Task instructions — Read through the records below and copy each line that uses the word "blades".

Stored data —
▬▬▬

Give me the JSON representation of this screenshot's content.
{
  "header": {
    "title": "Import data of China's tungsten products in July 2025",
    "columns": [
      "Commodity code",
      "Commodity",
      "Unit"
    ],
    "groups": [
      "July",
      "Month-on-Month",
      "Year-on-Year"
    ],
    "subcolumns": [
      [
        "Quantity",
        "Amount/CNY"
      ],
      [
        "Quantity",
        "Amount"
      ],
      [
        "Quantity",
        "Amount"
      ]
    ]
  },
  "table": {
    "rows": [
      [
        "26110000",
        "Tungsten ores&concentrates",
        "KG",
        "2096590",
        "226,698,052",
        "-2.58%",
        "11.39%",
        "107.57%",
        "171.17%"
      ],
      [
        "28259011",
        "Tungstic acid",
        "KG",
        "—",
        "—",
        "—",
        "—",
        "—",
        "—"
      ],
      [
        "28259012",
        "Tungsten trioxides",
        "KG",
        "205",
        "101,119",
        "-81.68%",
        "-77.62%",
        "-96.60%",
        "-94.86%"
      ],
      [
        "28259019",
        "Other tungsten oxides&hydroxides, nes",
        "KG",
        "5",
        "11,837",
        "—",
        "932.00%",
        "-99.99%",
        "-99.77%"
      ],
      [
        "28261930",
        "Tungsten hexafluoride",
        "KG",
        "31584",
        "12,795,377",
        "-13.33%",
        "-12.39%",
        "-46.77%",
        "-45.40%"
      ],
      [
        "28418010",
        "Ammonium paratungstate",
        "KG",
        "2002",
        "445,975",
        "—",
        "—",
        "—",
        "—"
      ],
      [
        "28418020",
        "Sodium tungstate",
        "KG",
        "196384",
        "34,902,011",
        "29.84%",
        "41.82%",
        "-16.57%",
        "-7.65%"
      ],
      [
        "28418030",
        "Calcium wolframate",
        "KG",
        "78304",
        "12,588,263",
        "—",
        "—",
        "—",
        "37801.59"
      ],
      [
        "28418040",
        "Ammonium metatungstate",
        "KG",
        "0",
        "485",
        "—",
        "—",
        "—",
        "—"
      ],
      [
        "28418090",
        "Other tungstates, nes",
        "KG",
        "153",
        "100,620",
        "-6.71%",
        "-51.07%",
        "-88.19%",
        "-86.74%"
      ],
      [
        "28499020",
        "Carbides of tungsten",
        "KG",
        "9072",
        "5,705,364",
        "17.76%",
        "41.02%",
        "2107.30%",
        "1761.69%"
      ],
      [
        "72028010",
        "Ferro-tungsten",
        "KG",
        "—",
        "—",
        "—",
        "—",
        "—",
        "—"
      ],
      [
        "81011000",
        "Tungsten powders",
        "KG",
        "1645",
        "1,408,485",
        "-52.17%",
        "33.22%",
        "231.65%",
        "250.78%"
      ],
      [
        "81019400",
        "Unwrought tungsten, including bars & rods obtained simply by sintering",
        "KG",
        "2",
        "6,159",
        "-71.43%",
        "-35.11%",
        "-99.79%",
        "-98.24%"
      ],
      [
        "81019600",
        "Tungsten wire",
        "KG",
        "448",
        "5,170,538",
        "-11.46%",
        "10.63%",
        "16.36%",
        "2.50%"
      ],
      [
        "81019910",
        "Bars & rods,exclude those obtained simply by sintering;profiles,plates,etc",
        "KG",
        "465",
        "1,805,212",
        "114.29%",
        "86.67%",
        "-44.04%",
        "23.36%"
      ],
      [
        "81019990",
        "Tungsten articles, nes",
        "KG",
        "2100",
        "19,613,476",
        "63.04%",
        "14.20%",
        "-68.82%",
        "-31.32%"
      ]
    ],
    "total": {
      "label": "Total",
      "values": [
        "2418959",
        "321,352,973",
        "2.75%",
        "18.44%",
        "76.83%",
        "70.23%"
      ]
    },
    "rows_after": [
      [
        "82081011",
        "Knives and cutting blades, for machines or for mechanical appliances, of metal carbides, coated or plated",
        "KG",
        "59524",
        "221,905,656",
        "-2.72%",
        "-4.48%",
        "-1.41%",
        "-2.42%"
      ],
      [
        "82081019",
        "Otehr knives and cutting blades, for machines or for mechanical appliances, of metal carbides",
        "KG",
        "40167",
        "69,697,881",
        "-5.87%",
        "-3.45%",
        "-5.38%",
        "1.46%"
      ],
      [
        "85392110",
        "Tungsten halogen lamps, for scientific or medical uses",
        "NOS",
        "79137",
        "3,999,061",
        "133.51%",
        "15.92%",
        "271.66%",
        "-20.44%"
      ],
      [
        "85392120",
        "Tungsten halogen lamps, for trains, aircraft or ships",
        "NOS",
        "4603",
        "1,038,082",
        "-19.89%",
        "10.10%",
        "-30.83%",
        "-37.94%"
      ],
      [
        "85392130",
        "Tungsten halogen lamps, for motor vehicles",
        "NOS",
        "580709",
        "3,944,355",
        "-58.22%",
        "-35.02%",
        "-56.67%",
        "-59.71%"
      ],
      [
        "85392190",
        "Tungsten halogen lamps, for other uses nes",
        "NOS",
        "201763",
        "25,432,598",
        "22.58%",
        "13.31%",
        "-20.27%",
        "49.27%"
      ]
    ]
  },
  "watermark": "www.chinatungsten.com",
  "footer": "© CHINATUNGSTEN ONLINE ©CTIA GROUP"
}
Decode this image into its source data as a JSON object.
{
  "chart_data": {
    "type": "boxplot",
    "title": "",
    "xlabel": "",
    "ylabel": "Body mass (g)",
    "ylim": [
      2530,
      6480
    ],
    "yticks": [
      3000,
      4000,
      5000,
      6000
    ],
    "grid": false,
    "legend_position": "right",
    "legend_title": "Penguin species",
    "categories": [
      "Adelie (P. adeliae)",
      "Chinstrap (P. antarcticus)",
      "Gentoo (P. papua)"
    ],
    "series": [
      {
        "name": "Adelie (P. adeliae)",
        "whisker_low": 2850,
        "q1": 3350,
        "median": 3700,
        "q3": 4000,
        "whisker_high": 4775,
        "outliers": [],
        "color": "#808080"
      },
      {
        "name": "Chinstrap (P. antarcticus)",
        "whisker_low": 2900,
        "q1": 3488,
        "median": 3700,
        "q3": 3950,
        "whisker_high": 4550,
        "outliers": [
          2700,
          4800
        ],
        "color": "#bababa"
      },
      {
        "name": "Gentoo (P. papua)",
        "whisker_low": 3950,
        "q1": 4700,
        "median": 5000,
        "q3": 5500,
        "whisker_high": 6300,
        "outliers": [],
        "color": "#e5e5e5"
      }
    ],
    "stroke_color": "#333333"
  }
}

▬▬▬

Result for this exercise —
        "Knives and cutting blades, for machines or for mechanical appliances, of metal carbides, coated or plated",
        "Otehr knives and cutting blades, for machines or for mechanical appliances, of metal carbides",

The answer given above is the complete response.